Task to carry out:
Word for word, retype every entry in the listing.

Given data:
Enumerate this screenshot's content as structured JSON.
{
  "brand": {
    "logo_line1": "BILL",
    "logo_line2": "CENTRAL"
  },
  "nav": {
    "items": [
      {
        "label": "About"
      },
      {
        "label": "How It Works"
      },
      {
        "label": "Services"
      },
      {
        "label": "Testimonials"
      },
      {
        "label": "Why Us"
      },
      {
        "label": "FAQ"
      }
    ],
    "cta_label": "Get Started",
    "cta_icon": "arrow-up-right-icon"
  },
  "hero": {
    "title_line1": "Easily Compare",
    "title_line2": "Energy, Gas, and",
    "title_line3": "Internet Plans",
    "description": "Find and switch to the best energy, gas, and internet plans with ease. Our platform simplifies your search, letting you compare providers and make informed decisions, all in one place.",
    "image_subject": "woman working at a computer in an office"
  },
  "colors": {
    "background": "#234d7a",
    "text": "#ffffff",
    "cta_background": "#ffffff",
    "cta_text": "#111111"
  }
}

The response:
Enumerate this screenshot's content as structured JSON.
{
  "brand": {
    "logo_line1": "BILL",
    "logo_line2": "CENTRAL"
  },
  "nav": {
    "items": [
      {
        "label": "About"
      },
      {
        "label": "How It Works"
      },
      {
        "label": "Services"
      },
      {
        "label": "Testimonials"
      },
      {
        "label": "Why Us"
      },
      {
        "label": "FAQ"
      }
    ],
    "cta_label": "Get Started",
    "cta_icon": "arrow-up-right-icon"
  },
  "hero": {
    "title_line1": "Easily Compare",
    "title_line2": "Energy, Gas, and",
    "title_line3": "Internet Plans",
    "description": "Find and switch to the best energy, gas, and internet plans with ease. Our platform simplifies your search, letting you compare providers and make informed decisions, all in one place.",
    "image_subject": "woman working at a computer in an office"
  },
  "colors": {
    "background": "#234d7a",
    "text": "#ffffff",
    "cta_background": "#ffffff",
    "cta_text": "#111111"
  }
}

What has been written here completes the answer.